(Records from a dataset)

╭──

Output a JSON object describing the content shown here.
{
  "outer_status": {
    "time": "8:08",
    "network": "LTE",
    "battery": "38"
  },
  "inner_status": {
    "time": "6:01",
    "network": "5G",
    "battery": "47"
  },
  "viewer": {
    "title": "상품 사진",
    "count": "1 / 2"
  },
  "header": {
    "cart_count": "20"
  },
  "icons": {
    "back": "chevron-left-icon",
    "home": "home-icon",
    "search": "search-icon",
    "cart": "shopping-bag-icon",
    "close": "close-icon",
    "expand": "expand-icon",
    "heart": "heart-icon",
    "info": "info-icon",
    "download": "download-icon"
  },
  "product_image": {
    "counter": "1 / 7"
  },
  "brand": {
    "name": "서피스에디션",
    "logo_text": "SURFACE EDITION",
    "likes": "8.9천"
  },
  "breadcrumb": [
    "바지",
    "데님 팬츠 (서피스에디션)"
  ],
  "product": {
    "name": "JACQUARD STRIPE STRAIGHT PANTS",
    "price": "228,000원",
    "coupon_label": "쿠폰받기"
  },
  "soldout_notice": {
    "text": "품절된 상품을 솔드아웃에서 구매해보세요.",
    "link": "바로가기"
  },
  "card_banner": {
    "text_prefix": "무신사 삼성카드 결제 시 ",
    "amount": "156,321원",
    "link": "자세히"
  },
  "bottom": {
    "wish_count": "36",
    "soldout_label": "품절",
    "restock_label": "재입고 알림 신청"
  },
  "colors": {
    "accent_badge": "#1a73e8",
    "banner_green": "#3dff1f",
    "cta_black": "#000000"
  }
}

╰──

• _Exercise_:
Repeat the data above exactly.

• _Written answer_:
Output a JSON object describing the content shown here.
{
  "outer_status": {
    "time": "8:08",
    "network": "LTE",
    "battery": "38"
  },
  "inner_status": {
    "time": "6:01",
    "network": "5G",
    "battery": "47"
  },
  "viewer": {
    "title": "상품 사진",
    "count": "1 / 2"
  },
  "header": {
    "cart_count": "20"
  },
  "icons": {
    "back": "chevron-left-icon",
    "home": "home-icon",
    "search": "search-icon",
    "cart": "shopping-bag-icon",
    "close": "close-icon",
    "expand": "expand-icon",
    "heart": "heart-icon",
    "info": "info-icon",
    "download": "download-icon"
  },
  "product_image": {
    "counter": "1 / 7"
  },
  "brand": {
    "name": "서피스에디션",
    "logo_text": "SURFACE EDITION",
    "likes": "8.9천"
  },
  "breadcrumb": [
    "바지",
    "데님 팬츠 (서피스에디션)"
  ],
  "product": {
    "name": "JACQUARD STRIPE STRAIGHT PANTS",
    "price": "228,000원",
    "coupon_label": "쿠폰받기"
  },
  "soldout_notice": {
    "text": "품절된 상품을 솔드아웃에서 구매해보세요.",
    "link": "바로가기"
  },
  "card_banner": {
    "text_prefix": "무신사 삼성카드 결제 시 ",
    "amount": "156,321원",
    "link": "자세히"
  },
  "bottom": {
    "wish_count": "36",
    "soldout_label": "품절",
    "restock_label": "재입고 알림 신청"
  },
  "colors": {
    "accent_badge": "#1a73e8",
    "banner_green": "#3dff1f",
    "cta_black": "#000000"
  }
}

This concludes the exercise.